* **GIVEN TASK**: Give only one thing: the number of lines that include the word "EaseFab".

— START —

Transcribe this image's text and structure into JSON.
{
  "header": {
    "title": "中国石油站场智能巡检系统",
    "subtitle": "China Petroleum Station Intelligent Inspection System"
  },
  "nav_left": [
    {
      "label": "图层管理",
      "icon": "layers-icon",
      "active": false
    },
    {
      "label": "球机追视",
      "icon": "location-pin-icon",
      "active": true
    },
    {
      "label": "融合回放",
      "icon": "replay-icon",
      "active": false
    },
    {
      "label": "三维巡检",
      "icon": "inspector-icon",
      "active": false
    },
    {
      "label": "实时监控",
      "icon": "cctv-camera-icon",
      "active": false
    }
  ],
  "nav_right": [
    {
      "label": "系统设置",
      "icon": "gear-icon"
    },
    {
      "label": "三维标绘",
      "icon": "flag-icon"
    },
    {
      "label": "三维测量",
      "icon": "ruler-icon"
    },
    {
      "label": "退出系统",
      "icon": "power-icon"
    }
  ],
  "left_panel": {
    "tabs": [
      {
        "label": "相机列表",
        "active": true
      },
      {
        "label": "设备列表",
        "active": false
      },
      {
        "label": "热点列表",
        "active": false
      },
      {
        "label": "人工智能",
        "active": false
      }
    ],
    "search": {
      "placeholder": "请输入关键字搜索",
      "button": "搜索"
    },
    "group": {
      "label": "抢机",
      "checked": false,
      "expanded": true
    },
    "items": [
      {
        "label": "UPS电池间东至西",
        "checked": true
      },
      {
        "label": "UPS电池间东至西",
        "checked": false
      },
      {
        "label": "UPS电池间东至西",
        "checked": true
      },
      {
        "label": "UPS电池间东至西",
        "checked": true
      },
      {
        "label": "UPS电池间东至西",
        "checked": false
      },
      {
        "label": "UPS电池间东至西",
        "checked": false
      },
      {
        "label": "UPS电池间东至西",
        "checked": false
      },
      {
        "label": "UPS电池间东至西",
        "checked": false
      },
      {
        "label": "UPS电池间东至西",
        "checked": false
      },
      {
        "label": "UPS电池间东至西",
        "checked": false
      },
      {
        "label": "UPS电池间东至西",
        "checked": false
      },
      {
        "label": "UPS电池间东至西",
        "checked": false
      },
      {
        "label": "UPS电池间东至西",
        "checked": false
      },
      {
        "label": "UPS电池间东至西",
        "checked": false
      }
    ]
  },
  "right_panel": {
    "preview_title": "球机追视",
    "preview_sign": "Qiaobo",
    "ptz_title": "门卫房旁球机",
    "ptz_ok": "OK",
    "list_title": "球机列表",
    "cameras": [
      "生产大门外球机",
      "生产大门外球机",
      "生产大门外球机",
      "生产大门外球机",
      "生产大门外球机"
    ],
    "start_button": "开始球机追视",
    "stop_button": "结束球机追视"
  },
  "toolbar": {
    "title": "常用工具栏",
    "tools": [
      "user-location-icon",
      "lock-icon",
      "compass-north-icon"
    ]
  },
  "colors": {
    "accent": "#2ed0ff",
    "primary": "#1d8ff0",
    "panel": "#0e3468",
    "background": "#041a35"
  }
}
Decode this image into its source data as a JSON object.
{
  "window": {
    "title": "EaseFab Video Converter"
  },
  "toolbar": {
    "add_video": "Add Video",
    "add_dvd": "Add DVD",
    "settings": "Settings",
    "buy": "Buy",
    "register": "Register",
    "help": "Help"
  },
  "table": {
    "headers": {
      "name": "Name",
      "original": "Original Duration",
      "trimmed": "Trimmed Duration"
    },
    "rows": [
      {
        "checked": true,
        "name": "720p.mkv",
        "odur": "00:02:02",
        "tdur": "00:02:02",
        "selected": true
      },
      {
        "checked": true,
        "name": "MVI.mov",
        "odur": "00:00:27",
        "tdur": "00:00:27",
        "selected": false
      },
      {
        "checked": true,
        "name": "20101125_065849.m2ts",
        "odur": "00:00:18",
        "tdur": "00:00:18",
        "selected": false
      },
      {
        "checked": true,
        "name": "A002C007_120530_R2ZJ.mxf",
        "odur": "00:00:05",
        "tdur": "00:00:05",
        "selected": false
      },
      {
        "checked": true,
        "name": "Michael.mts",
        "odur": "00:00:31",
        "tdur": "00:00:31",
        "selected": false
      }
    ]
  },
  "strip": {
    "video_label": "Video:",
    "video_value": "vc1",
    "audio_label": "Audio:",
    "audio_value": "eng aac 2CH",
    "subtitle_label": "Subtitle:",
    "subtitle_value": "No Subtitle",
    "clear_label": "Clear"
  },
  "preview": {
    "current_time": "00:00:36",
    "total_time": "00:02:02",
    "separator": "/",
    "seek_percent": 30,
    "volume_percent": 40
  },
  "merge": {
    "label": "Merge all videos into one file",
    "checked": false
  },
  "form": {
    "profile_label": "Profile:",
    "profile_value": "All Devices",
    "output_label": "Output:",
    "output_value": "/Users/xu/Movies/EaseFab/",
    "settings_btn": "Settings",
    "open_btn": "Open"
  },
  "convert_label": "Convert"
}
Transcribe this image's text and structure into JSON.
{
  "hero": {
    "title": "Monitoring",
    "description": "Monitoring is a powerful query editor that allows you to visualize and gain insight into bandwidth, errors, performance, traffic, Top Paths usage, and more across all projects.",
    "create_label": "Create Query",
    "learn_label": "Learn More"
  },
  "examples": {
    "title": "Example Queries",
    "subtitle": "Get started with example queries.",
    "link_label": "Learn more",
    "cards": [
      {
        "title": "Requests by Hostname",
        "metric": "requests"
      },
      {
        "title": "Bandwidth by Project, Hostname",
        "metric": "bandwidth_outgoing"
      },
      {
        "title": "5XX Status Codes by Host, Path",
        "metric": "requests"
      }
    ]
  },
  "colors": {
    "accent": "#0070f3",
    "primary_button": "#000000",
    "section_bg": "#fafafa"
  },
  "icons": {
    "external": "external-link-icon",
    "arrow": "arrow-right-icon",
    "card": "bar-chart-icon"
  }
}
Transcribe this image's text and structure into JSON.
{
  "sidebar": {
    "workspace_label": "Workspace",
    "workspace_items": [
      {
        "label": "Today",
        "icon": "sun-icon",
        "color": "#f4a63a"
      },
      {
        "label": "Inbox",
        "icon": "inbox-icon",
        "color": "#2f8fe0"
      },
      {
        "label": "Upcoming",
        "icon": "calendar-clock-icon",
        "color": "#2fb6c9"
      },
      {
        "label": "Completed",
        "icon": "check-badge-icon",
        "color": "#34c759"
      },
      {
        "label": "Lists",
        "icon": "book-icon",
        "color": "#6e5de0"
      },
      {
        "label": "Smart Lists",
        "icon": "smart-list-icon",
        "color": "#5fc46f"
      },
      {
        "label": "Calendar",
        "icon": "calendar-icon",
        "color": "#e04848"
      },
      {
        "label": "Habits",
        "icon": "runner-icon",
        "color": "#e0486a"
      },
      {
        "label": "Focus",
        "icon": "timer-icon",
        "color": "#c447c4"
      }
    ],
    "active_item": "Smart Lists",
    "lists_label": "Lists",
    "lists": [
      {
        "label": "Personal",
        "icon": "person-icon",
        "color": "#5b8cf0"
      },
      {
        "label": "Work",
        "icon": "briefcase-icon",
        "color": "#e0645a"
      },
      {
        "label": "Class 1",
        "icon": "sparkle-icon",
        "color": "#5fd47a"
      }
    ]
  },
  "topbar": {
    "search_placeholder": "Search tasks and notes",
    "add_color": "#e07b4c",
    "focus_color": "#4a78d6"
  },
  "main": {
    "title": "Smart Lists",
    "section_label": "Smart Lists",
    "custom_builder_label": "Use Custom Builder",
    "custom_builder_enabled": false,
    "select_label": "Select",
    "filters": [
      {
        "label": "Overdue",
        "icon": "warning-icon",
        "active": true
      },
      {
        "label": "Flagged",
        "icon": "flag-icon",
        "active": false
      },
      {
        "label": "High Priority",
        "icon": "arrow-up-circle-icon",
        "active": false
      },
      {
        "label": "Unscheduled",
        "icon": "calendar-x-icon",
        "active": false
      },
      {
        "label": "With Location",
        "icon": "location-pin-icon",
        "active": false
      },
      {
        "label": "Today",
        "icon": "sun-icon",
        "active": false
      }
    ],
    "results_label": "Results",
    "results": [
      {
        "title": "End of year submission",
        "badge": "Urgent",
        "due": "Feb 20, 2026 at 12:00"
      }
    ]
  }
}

— END —

* **TASK RESULT**: 2